**Data entries:**
- - -
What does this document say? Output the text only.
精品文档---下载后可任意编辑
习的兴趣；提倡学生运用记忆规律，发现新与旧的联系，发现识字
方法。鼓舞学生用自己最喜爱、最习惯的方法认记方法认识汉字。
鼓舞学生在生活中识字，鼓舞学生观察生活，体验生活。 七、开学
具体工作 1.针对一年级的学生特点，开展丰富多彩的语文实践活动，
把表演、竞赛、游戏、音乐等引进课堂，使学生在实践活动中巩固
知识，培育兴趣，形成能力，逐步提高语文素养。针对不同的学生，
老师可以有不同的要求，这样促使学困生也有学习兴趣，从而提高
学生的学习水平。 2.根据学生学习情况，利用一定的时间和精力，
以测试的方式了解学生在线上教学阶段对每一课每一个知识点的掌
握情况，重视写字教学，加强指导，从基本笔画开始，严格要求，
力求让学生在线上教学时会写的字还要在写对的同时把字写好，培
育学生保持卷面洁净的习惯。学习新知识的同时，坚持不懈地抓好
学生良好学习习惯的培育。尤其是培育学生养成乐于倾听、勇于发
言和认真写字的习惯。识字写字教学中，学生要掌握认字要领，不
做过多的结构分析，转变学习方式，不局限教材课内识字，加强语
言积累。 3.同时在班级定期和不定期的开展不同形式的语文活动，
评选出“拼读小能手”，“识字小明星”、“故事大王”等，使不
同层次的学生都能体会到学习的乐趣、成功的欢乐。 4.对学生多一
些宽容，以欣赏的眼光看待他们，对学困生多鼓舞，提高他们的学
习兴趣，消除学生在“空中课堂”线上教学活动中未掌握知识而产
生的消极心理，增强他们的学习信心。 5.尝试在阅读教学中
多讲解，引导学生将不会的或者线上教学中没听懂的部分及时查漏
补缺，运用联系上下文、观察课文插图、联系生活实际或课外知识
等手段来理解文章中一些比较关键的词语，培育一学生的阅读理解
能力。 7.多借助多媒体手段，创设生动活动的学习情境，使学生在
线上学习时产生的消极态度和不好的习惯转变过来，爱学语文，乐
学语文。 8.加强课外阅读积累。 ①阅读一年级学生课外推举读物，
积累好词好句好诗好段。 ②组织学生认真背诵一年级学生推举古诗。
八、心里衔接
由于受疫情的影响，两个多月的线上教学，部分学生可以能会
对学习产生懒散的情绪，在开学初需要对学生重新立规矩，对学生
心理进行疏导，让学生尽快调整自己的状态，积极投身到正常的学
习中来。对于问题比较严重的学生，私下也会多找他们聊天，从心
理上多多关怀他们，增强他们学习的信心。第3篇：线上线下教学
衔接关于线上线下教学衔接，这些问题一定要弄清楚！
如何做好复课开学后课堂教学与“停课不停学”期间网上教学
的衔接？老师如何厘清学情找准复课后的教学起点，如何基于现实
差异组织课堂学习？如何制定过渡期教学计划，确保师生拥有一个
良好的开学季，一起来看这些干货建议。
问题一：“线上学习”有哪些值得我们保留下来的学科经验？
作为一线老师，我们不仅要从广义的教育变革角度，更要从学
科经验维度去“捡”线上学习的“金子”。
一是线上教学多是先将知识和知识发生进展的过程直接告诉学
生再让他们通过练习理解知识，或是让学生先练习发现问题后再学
- - -
**Short problem:**
Copy every line verbatim.

**Response:**
What does this document say? Output the text only.
精品文档---下载后可任意编辑
习的兴趣；提倡学生运用记忆规律，发现新与旧的联系，发现识字
方法。鼓舞学生用自己最喜爱、最习惯的方法认记方法认识汉字。
鼓舞学生在生活中识字，鼓舞学生观察生活，体验生活。 七、开学
具体工作 1.针对一年级的学生特点，开展丰富多彩的语文实践活动，
把表演、竞赛、游戏、音乐等引进课堂，使学生在实践活动中巩固
知识，培育兴趣，形成能力，逐步提高语文素养。针对不同的学生，
老师可以有不同的要求，这样促使学困生也有学习兴趣，从而提高
学生的学习水平。 2.根据学生学习情况，利用一定的时间和精力，
以测试的方式了解学生在线上教学阶段对每一课每一个知识点的掌
握情况，重视写字教学，加强指导，从基本笔画开始，严格要求，
力求让学生在线上教学时会写的字还要在写对的同时把字写好，培
育学生保持卷面洁净的习惯。学习新知识的同时，坚持不懈地抓好
学生良好学习习惯的培育。尤其是培育学生养成乐于倾听、勇于发
言和认真写字的习惯。识字写字教学中，学生要掌握认字要领，不
做过多的结构分析，转变学习方式，不局限教材课内识字，加强语
言积累。 3.同时在班级定期和不定期的开展不同形式的语文活动，
评选出“拼读小能手”，“识字小明星”、“故事大王”等，使不
同层次的学生都能体会到学习的乐趣、成功的欢乐。 4.对学生多一
些宽容，以欣赏的眼光看待他们，对学困生多鼓舞，提高他们的学
习兴趣，消除学生在“空中课堂”线上教学活动中未掌握知识而产
生的消极心理，增强他们的学习信心。 5.尝试在阅读教学中
多讲解，引导学生将不会的或者线上教学中没听懂的部分及时查漏
补缺，运用联系上下文、观察课文插图、联系生活实际或课外知识
等手段来理解文章中一些比较关键的词语，培育一学生的阅读理解
能力。 7.多借助多媒体手段，创设生动活动的学习情境，使学生在
线上学习时产生的消极态度和不好的习惯转变过来，爱学语文，乐
学语文。 8.加强课外阅读积累。 ①阅读一年级学生课外推举读物，
积累好词好句好诗好段。 ②组织学生认真背诵一年级学生推举古诗。
八、心里衔接
由于受疫情的影响，两个多月的线上教学，部分学生可以能会
对学习产生懒散的情绪，在开学初需要对学生重新立规矩，对学生
心理进行疏导，让学生尽快调整自己的状态，积极投身到正常的学
习中来。对于问题比较严重的学生，私下也会多找他们聊天，从心
理上多多关怀他们，增强他们学习的信心。第3篇：线上线下教学
衔接关于线上线下教学衔接，这些问题一定要弄清楚！
如何做好复课开学后课堂教学与“停课不停学”期间网上教学
的衔接？老师如何厘清学情找准复课后的教学起点，如何基于现实
差异组织课堂学习？如何制定过渡期教学计划，确保师生拥有一个
良好的开学季，一起来看这些干货建议。
问题一：“线上学习”有哪些值得我们保留下来的学科经验？
作为一线老师，我们不仅要从广义的教育变革角度，更要从学
科经验维度去“捡”线上学习的“金子”。
一是线上教学多是先将知识和知识发生进展的过程直接告诉学
生再让他们通过练习理解知识，或是让学生先练习发现问题后再学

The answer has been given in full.